Stated problem
Find how many lines contain "Notifications" and state only that number.

[Collected data entries]

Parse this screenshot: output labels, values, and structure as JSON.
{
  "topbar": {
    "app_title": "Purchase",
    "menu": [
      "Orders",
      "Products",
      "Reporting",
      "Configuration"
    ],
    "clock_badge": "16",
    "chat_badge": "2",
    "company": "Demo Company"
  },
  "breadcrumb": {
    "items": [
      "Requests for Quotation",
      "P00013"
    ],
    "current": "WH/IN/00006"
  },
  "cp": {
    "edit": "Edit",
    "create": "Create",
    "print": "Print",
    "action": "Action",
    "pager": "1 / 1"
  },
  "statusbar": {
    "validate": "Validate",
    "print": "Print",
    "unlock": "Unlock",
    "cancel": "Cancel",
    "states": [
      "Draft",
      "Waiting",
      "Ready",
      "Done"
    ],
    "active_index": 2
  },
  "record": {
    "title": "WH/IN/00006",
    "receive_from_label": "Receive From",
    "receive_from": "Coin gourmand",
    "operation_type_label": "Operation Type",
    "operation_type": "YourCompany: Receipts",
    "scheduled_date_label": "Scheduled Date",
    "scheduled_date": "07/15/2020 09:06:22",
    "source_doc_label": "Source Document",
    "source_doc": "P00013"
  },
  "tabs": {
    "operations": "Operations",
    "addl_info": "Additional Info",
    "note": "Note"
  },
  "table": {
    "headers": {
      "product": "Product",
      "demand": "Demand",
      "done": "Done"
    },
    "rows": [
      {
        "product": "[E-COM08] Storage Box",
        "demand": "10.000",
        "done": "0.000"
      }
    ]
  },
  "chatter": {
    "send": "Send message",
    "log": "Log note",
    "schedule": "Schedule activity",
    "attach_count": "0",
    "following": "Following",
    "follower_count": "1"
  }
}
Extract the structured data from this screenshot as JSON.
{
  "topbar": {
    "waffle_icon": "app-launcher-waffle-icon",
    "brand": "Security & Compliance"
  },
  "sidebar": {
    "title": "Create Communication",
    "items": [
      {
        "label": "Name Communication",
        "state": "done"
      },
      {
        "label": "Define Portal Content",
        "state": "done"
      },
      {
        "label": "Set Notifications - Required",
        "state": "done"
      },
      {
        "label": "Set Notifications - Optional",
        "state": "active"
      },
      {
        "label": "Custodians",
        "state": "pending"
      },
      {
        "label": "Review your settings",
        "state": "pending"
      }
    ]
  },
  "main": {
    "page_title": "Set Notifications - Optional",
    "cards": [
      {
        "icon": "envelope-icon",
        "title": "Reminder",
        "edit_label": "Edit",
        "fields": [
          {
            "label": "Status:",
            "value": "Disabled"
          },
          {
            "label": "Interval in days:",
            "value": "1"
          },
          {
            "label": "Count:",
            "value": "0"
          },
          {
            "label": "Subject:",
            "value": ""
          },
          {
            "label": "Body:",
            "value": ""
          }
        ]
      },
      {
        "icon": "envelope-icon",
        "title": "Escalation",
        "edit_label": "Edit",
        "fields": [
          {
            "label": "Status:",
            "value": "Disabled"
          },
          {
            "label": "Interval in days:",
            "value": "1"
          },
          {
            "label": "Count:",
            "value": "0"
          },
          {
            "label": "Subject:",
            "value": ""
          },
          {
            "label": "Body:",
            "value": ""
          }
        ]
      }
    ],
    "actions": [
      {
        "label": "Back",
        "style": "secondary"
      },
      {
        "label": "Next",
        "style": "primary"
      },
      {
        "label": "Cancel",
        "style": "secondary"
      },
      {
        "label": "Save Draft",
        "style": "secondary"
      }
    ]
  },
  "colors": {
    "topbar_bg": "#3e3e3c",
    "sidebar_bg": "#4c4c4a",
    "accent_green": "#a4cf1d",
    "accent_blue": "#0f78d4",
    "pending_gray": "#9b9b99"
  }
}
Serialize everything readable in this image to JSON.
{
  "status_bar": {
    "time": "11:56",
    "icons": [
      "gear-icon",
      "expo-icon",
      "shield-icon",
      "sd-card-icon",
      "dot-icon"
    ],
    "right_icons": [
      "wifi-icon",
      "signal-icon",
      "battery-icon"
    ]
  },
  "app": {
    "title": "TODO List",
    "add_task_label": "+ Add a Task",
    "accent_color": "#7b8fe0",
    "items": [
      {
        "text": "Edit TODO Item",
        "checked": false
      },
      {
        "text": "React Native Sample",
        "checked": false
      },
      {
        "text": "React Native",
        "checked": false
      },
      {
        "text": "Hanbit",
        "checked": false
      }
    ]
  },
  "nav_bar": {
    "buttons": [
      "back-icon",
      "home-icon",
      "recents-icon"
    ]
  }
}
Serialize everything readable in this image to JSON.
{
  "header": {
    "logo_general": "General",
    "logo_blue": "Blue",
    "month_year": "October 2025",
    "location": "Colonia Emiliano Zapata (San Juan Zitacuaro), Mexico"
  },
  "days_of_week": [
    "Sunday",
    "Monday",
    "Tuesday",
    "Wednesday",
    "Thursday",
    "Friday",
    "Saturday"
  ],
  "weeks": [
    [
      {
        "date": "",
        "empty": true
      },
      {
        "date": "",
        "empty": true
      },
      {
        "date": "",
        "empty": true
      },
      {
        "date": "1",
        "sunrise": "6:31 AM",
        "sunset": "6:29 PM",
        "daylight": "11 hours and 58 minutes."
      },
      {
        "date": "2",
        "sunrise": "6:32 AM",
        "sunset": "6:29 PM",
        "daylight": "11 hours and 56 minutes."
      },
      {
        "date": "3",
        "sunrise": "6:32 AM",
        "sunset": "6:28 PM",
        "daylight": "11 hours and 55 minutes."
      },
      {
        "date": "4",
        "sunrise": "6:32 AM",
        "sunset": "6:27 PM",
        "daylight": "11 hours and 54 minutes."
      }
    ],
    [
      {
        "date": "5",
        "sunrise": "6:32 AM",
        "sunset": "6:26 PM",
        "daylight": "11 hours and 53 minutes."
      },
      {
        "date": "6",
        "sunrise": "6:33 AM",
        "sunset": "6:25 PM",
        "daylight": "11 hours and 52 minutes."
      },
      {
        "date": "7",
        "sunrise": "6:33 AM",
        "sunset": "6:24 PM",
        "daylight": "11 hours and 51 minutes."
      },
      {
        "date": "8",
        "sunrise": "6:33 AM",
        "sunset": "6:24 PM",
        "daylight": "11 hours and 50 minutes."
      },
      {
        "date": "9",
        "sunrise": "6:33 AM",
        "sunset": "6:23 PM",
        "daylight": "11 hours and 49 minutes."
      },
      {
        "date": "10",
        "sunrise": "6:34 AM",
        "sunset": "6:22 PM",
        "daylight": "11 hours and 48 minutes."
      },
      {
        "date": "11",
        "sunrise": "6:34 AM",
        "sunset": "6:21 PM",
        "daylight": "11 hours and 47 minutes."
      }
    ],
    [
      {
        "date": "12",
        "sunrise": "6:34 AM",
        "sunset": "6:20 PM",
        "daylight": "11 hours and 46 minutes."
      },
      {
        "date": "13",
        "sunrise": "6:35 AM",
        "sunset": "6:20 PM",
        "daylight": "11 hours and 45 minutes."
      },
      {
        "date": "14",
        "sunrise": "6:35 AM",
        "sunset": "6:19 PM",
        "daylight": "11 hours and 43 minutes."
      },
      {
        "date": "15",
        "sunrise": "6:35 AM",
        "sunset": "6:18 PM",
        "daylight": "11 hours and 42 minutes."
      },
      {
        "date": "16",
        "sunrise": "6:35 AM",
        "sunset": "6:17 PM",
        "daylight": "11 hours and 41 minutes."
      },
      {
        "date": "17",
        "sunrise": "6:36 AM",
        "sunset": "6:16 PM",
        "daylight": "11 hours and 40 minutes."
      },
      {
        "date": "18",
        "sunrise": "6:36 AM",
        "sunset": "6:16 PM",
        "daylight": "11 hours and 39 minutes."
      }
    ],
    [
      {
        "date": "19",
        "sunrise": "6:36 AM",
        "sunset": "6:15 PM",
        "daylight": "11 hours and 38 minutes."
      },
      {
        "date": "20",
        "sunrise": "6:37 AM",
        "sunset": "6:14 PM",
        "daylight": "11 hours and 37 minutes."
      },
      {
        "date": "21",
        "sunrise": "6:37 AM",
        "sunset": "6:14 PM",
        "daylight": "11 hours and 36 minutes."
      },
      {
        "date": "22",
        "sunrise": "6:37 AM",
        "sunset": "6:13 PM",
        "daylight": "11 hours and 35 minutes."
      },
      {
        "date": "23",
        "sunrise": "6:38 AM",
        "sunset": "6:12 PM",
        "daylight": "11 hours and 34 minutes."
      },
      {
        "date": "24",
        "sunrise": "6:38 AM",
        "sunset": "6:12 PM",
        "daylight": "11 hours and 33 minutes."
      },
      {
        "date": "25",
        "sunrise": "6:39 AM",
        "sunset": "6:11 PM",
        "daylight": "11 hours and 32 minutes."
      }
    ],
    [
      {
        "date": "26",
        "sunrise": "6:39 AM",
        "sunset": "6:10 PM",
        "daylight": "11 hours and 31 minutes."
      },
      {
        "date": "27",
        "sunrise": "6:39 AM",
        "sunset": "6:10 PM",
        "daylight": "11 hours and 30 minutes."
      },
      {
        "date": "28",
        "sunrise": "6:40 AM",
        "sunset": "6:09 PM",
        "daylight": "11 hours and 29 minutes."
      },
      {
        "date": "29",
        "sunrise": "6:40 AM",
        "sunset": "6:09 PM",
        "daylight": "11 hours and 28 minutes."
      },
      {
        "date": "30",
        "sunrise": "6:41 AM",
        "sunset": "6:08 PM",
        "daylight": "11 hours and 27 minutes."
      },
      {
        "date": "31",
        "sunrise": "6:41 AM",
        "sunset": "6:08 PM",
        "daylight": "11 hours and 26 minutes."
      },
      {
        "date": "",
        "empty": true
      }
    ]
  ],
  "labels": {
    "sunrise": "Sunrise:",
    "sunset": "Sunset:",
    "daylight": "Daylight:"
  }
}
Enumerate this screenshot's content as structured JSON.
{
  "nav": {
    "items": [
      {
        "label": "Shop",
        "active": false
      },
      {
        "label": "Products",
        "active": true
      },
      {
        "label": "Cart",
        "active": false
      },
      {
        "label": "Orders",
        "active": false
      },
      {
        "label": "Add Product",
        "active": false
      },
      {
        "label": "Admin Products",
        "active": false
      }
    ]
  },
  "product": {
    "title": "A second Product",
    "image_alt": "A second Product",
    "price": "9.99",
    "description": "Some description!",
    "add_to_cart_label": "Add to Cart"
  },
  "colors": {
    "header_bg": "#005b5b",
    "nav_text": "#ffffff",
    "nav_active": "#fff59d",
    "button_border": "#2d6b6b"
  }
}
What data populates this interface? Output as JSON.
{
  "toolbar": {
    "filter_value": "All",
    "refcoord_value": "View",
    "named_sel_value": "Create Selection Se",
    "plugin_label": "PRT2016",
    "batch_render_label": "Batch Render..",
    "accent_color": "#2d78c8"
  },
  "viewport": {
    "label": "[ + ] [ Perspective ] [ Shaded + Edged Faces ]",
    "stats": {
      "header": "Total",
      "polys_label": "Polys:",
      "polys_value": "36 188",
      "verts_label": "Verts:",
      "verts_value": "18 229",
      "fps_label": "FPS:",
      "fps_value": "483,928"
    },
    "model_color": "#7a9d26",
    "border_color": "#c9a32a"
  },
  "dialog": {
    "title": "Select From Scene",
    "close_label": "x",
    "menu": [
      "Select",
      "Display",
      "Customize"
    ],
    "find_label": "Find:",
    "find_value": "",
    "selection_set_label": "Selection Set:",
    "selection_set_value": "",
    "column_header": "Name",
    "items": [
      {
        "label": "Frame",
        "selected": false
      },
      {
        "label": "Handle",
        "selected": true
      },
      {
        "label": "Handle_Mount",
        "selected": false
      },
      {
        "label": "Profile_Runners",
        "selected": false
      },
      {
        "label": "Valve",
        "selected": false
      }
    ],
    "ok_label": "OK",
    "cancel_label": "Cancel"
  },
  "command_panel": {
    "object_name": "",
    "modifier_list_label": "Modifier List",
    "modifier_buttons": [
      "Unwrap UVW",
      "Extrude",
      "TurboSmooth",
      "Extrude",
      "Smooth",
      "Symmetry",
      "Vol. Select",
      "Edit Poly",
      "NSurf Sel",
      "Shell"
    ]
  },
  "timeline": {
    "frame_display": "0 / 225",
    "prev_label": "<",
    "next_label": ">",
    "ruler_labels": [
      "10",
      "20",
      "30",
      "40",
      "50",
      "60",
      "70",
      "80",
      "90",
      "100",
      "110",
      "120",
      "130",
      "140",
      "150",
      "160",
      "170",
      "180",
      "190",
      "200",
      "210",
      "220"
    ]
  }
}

Problem solution
3